The data below should be printed in full, exactly, and without any of its images.
━━━ Task inputs
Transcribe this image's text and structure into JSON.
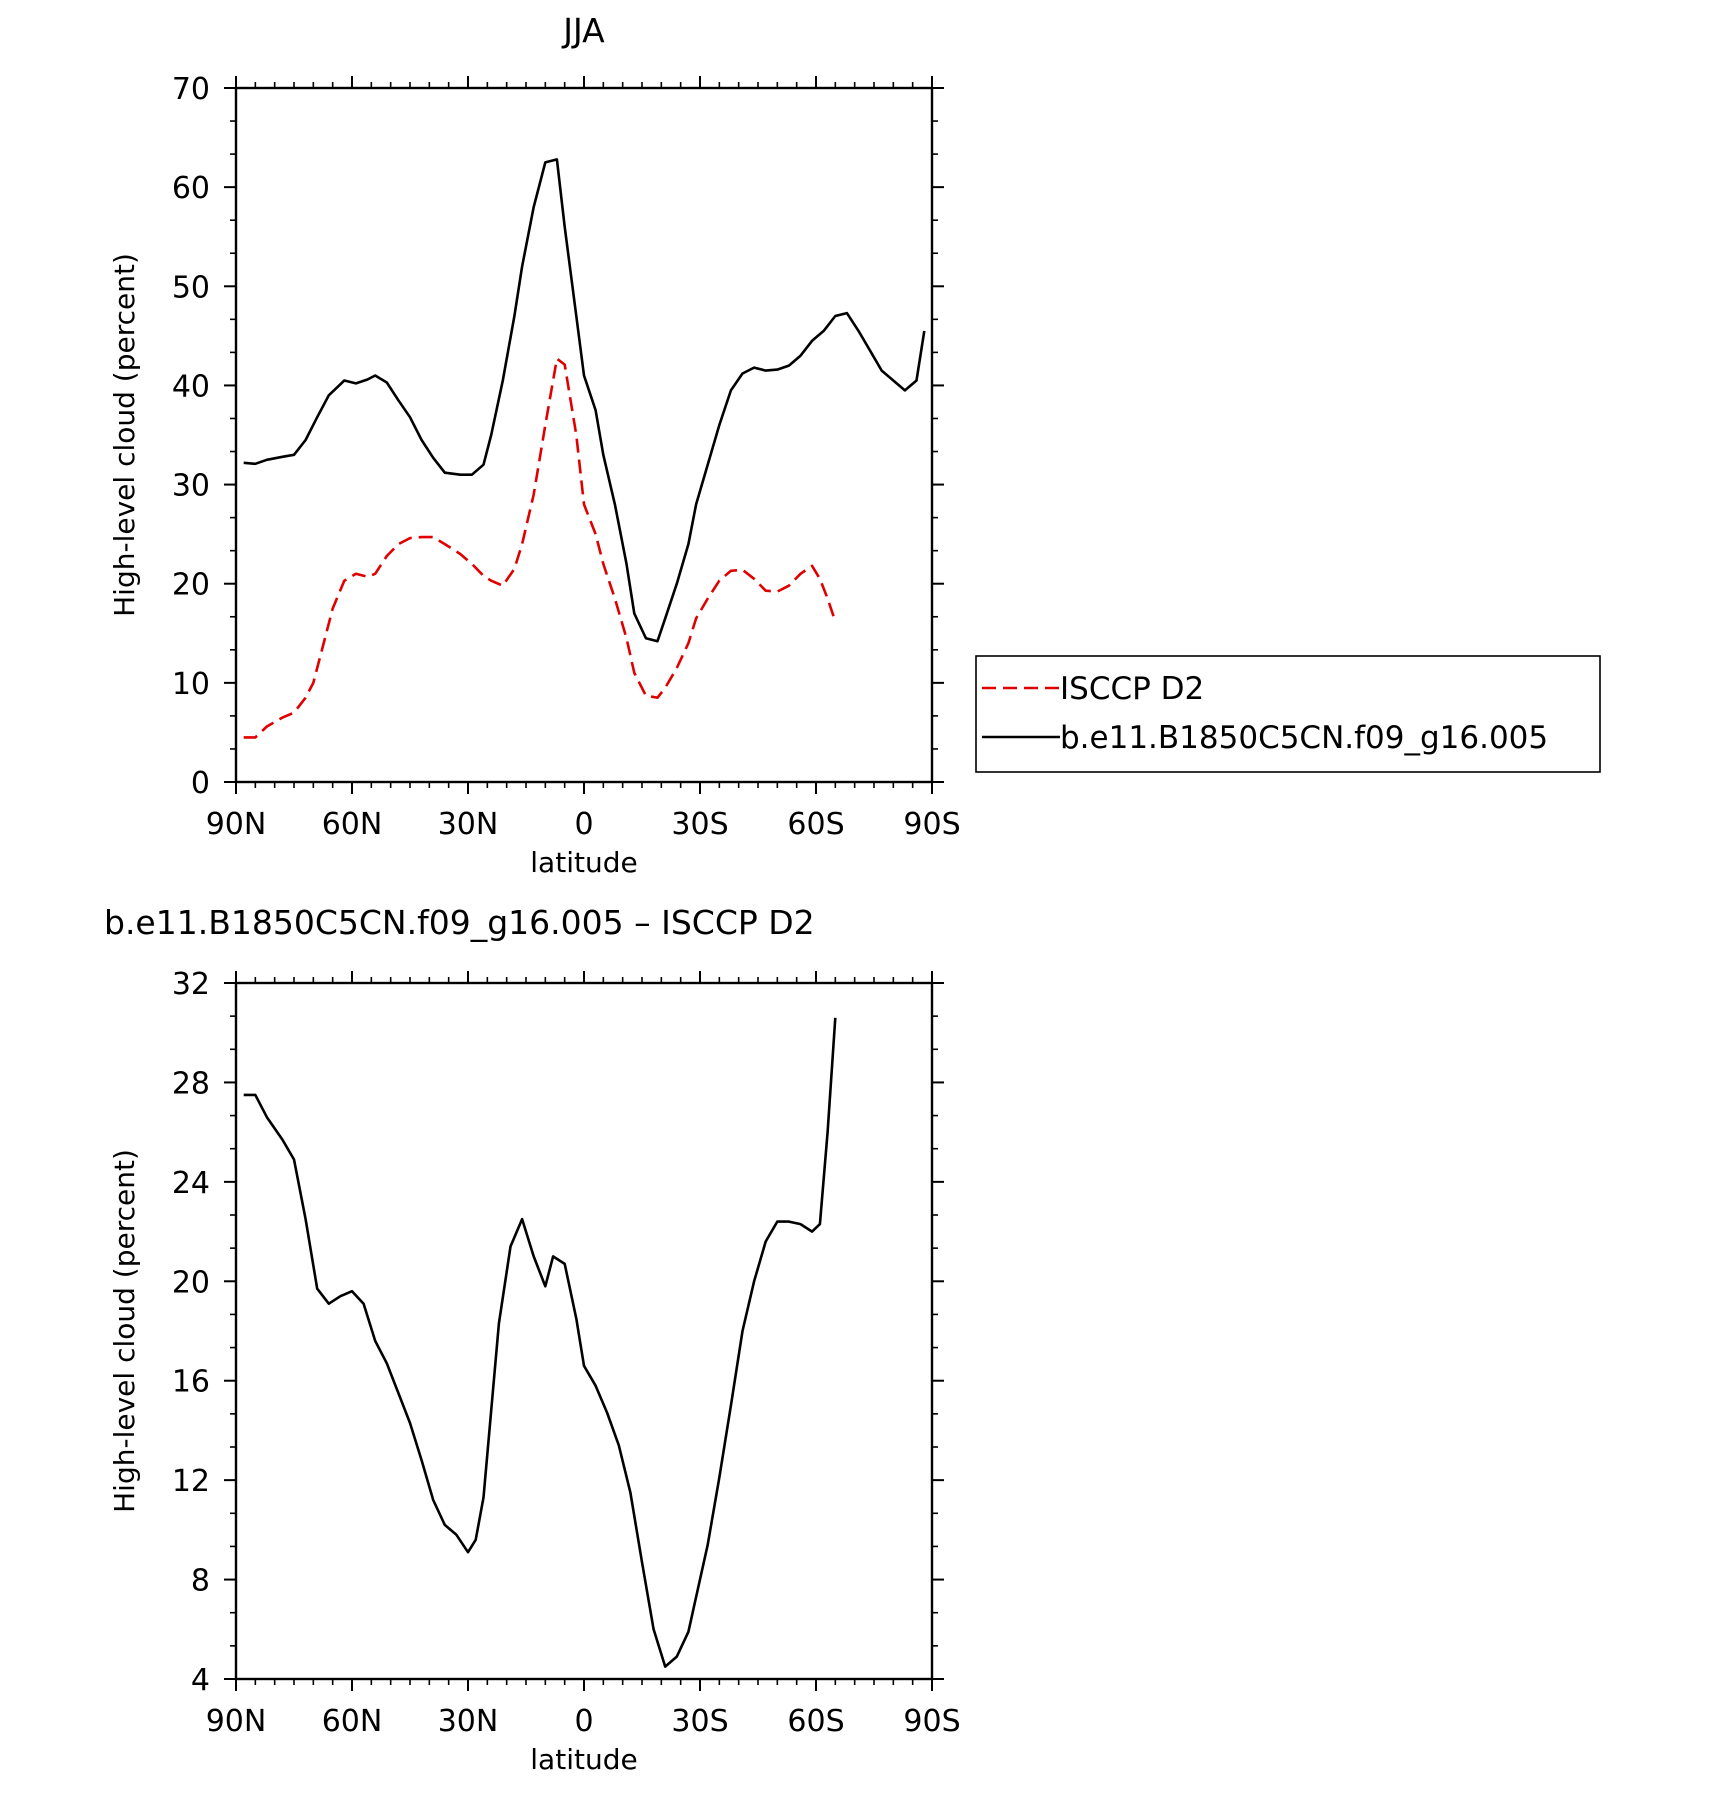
{
  "chart_data": [
    {
      "type": "line",
      "title": "JJA",
      "xlabel": "latitude",
      "ylabel": "High-level cloud (percent)",
      "xlim": [
        90,
        -90
      ],
      "ylim": [
        0,
        70
      ],
      "x_tick_values": [
        90,
        60,
        30,
        0,
        -30,
        -60,
        -90
      ],
      "x_tick_labels": [
        "90N",
        "60N",
        "30N",
        "0",
        "30S",
        "60S",
        "90S"
      ],
      "y_tick_values": [
        0,
        10,
        20,
        30,
        40,
        50,
        60,
        70
      ],
      "y_tick_labels": [
        "0",
        "10",
        "20",
        "30",
        "40",
        "50",
        "60",
        "70"
      ],
      "legend_position": "right",
      "series": [
        {
          "name": "ISCCP D2",
          "color": "#e00000",
          "dash": "dashed",
          "x": [
            88,
            85,
            82,
            78,
            75,
            72,
            70,
            68,
            65,
            62,
            59,
            56,
            54,
            51,
            48,
            45,
            42,
            39,
            36,
            32,
            29,
            26,
            24,
            21,
            18,
            16,
            13,
            10,
            7,
            5,
            2,
            0,
            -3,
            -5,
            -8,
            -11,
            -13,
            -16,
            -19,
            -21,
            -24,
            -27,
            -29,
            -32,
            -35,
            -38,
            -41,
            -44,
            -47,
            -50,
            -53,
            -56,
            -59,
            -61,
            -63,
            -65
          ],
          "y": [
            4.5,
            4.5,
            5.6,
            6.5,
            7.0,
            8.5,
            10.0,
            13.0,
            17.5,
            20.3,
            21.0,
            20.7,
            21.0,
            22.8,
            24.0,
            24.6,
            24.7,
            24.7,
            24.0,
            23.0,
            22.0,
            20.8,
            20.3,
            19.8,
            21.5,
            24.0,
            29.0,
            36.0,
            42.7,
            42.1,
            35.0,
            28.0,
            25.0,
            22.0,
            18.5,
            14.5,
            11.0,
            8.7,
            8.5,
            9.5,
            11.5,
            14.0,
            16.5,
            18.5,
            20.3,
            21.3,
            21.4,
            20.5,
            19.3,
            19.2,
            19.8,
            21.0,
            21.8,
            20.5,
            18.5,
            16.2
          ]
        },
        {
          "name": "b.e11.B1850C5CN.f09_g16.005",
          "color": "#000000",
          "dash": "solid",
          "x": [
            88,
            85,
            82,
            78,
            75,
            72,
            69,
            66,
            62,
            59,
            56,
            54,
            51,
            48,
            45,
            42,
            39,
            36,
            32,
            29,
            26,
            24,
            21,
            18,
            16,
            13,
            10,
            7,
            5,
            2,
            0,
            -3,
            -5,
            -8,
            -11,
            -13,
            -16,
            -19,
            -21,
            -24,
            -27,
            -29,
            -32,
            -35,
            -38,
            -41,
            -44,
            -47,
            -50,
            -53,
            -56,
            -59,
            -62,
            -65,
            -68,
            -71,
            -74,
            -77,
            -80,
            -83,
            -86,
            -88
          ],
          "y": [
            32.2,
            32.1,
            32.5,
            32.8,
            33.0,
            34.5,
            36.8,
            39.0,
            40.5,
            40.2,
            40.6,
            41.0,
            40.3,
            38.5,
            36.8,
            34.5,
            32.7,
            31.2,
            31.0,
            31.0,
            32.0,
            35.0,
            40.5,
            47.0,
            52.0,
            58.0,
            62.5,
            62.8,
            56.0,
            47.0,
            41.0,
            37.5,
            33.0,
            28.0,
            22.0,
            17.0,
            14.5,
            14.2,
            16.5,
            20.0,
            24.0,
            28.0,
            32.0,
            36.0,
            39.5,
            41.2,
            41.8,
            41.5,
            41.6,
            42.0,
            43.0,
            44.5,
            45.5,
            47.0,
            47.3,
            45.5,
            43.5,
            41.5,
            40.5,
            39.5,
            40.5,
            45.5
          ]
        }
      ]
    },
    {
      "type": "line",
      "title": "b.e11.B1850C5CN.f09_g16.005 – ISCCP D2",
      "xlabel": "latitude",
      "ylabel": "High-level cloud (percent)",
      "xlim": [
        90,
        -90
      ],
      "ylim": [
        4,
        32
      ],
      "x_tick_values": [
        90,
        60,
        30,
        0,
        -30,
        -60,
        -90
      ],
      "x_tick_labels": [
        "90N",
        "60N",
        "30N",
        "0",
        "30S",
        "60S",
        "90S"
      ],
      "y_tick_values": [
        4,
        8,
        12,
        16,
        20,
        24,
        28,
        32
      ],
      "y_tick_labels": [
        "4",
        "8",
        "12",
        "16",
        "20",
        "24",
        "28",
        "32"
      ],
      "series": [
        {
          "color": "#000000",
          "dash": "solid",
          "x": [
            88,
            85,
            82,
            78,
            75,
            72,
            69,
            66,
            63,
            60,
            57,
            54,
            51,
            48,
            45,
            42,
            39,
            36,
            33,
            30,
            28,
            26,
            24,
            22,
            19,
            16,
            13,
            10,
            8,
            5,
            2,
            0,
            -3,
            -6,
            -9,
            -12,
            -15,
            -18,
            -21,
            -24,
            -27,
            -29,
            -32,
            -35,
            -38,
            -41,
            -44,
            -47,
            -50,
            -53,
            -56,
            -59,
            -61,
            -63,
            -65
          ],
          "y": [
            27.5,
            27.5,
            26.6,
            25.7,
            24.9,
            22.5,
            19.7,
            19.1,
            19.4,
            19.6,
            19.1,
            17.6,
            16.7,
            15.5,
            14.3,
            12.8,
            11.2,
            10.2,
            9.8,
            9.1,
            9.6,
            11.3,
            14.8,
            18.3,
            21.4,
            22.5,
            21.0,
            19.8,
            21.0,
            20.7,
            18.5,
            16.6,
            15.8,
            14.7,
            13.4,
            11.5,
            8.7,
            6.0,
            4.5,
            4.9,
            5.9,
            7.3,
            9.4,
            12.1,
            15.0,
            18.0,
            20.0,
            21.6,
            22.4,
            22.4,
            22.3,
            22.0,
            22.3,
            26.0,
            30.6
          ]
        }
      ]
    }
  ]
}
━━━━━━
Answer to the exercise.
Transcribe this image's text and structure into JSON.
{
  "chart_data": [
    {
      "type": "line",
      "title": "JJA",
      "xlabel": "latitude",
      "ylabel": "High-level cloud (percent)",
      "xlim": [
        90,
        -90
      ],
      "ylim": [
        0,
        70
      ],
      "x_tick_values": [
        90,
        60,
        30,
        0,
        -30,
        -60,
        -90
      ],
      "x_tick_labels": [
        "90N",
        "60N",
        "30N",
        "0",
        "30S",
        "60S",
        "90S"
      ],
      "y_tick_values": [
        0,
        10,
        20,
        30,
        40,
        50,
        60,
        70
      ],
      "y_tick_labels": [
        "0",
        "10",
        "20",
        "30",
        "40",
        "50",
        "60",
        "70"
      ],
      "legend_position": "right",
      "series": [
        {
          "name": "ISCCP D2",
          "color": "#e00000",
          "dash": "dashed",
          "x": [
            88,
            85,
            82,
            78,
            75,
            72,
            70,
            68,
            65,
            62,
            59,
            56,
            54,
            51,
            48,
            45,
            42,
            39,
            36,
            32,
            29,
            26,
            24,
            21,
            18,
            16,
            13,
            10,
            7,
            5,
            2,
            0,
            -3,
            -5,
            -8,
            -11,
            -13,
            -16,
            -19,
            -21,
            -24,
            -27,
            -29,
            -32,
            -35,
            -38,
            -41,
            -44,
            -47,
            -50,
            -53,
            -56,
            -59,
            -61,
            -63,
            -65
          ],
          "y": [
            4.5,
            4.5,
            5.6,
            6.5,
            7.0,
            8.5,
            10.0,
            13.0,
            17.5,
            20.3,
            21.0,
            20.7,
            21.0,
            22.8,
            24.0,
            24.6,
            24.7,
            24.7,
            24.0,
            23.0,
            22.0,
            20.8,
            20.3,
            19.8,
            21.5,
            24.0,
            29.0,
            36.0,
            42.7,
            42.1,
            35.0,
            28.0,
            25.0,
            22.0,
            18.5,
            14.5,
            11.0,
            8.7,
            8.5,
            9.5,
            11.5,
            14.0,
            16.5,
            18.5,
            20.3,
            21.3,
            21.4,
            20.5,
            19.3,
            19.2,
            19.8,
            21.0,
            21.8,
            20.5,
            18.5,
            16.2
          ]
        },
        {
          "name": "b.e11.B1850C5CN.f09_g16.005",
          "color": "#000000",
          "dash": "solid",
          "x": [
            88,
            85,
            82,
            78,
            75,
            72,
            69,
            66,
            62,
            59,
            56,
            54,
            51,
            48,
            45,
            42,
            39,
            36,
            32,
            29,
            26,
            24,
            21,
            18,
            16,
            13,
            10,
            7,
            5,
            2,
            0,
            -3,
            -5,
            -8,
            -11,
            -13,
            -16,
            -19,
            -21,
            -24,
            -27,
            -29,
            -32,
            -35,
            -38,
            -41,
            -44,
            -47,
            -50,
            -53,
            -56,
            -59,
            -62,
            -65,
            -68,
            -71,
            -74,
            -77,
            -80,
            -83,
            -86,
            -88
          ],
          "y": [
            32.2,
            32.1,
            32.5,
            32.8,
            33.0,
            34.5,
            36.8,
            39.0,
            40.5,
            40.2,
            40.6,
            41.0,
            40.3,
            38.5,
            36.8,
            34.5,
            32.7,
            31.2,
            31.0,
            31.0,
            32.0,
            35.0,
            40.5,
            47.0,
            52.0,
            58.0,
            62.5,
            62.8,
            56.0,
            47.0,
            41.0,
            37.5,
            33.0,
            28.0,
            22.0,
            17.0,
            14.5,
            14.2,
            16.5,
            20.0,
            24.0,
            28.0,
            32.0,
            36.0,
            39.5,
            41.2,
            41.8,
            41.5,
            41.6,
            42.0,
            43.0,
            44.5,
            45.5,
            47.0,
            47.3,
            45.5,
            43.5,
            41.5,
            40.5,
            39.5,
            40.5,
            45.5
          ]
        }
      ]
    },
    {
      "type": "line",
      "title": "b.e11.B1850C5CN.f09_g16.005 – ISCCP D2",
      "xlabel": "latitude",
      "ylabel": "High-level cloud (percent)",
      "xlim": [
        90,
        -90
      ],
      "ylim": [
        4,
        32
      ],
      "x_tick_values": [
        90,
        60,
        30,
        0,
        -30,
        -60,
        -90
      ],
      "x_tick_labels": [
        "90N",
        "60N",
        "30N",
        "0",
        "30S",
        "60S",
        "90S"
      ],
      "y_tick_values": [
        4,
        8,
        12,
        16,
        20,
        24,
        28,
        32
      ],
      "y_tick_labels": [
        "4",
        "8",
        "12",
        "16",
        "20",
        "24",
        "28",
        "32"
      ],
      "series": [
        {
          "color": "#000000",
          "dash": "solid",
          "x": [
            88,
            85,
            82,
            78,
            75,
            72,
            69,
            66,
            63,
            60,
            57,
            54,
            51,
            48,
            45,
            42,
            39,
            36,
            33,
            30,
            28,
            26,
            24,
            22,
            19,
            16,
            13,
            10,
            8,
            5,
            2,
            0,
            -3,
            -6,
            -9,
            -12,
            -15,
            -18,
            -21,
            -24,
            -27,
            -29,
            -32,
            -35,
            -38,
            -41,
            -44,
            -47,
            -50,
            -53,
            -56,
            -59,
            -61,
            -63,
            -65
          ],
          "y": [
            27.5,
            27.5,
            26.6,
            25.7,
            24.9,
            22.5,
            19.7,
            19.1,
            19.4,
            19.6,
            19.1,
            17.6,
            16.7,
            15.5,
            14.3,
            12.8,
            11.2,
            10.2,
            9.8,
            9.1,
            9.6,
            11.3,
            14.8,
            18.3,
            21.4,
            22.5,
            21.0,
            19.8,
            21.0,
            20.7,
            18.5,
            16.6,
            15.8,
            14.7,
            13.4,
            11.5,
            8.7,
            6.0,
            4.5,
            4.9,
            5.9,
            7.3,
            9.4,
            12.1,
            15.0,
            18.0,
            20.0,
            21.6,
            22.4,
            22.4,
            22.3,
            22.0,
            22.3,
            26.0,
            30.6
          ]
        }
      ]
    }
  ]
}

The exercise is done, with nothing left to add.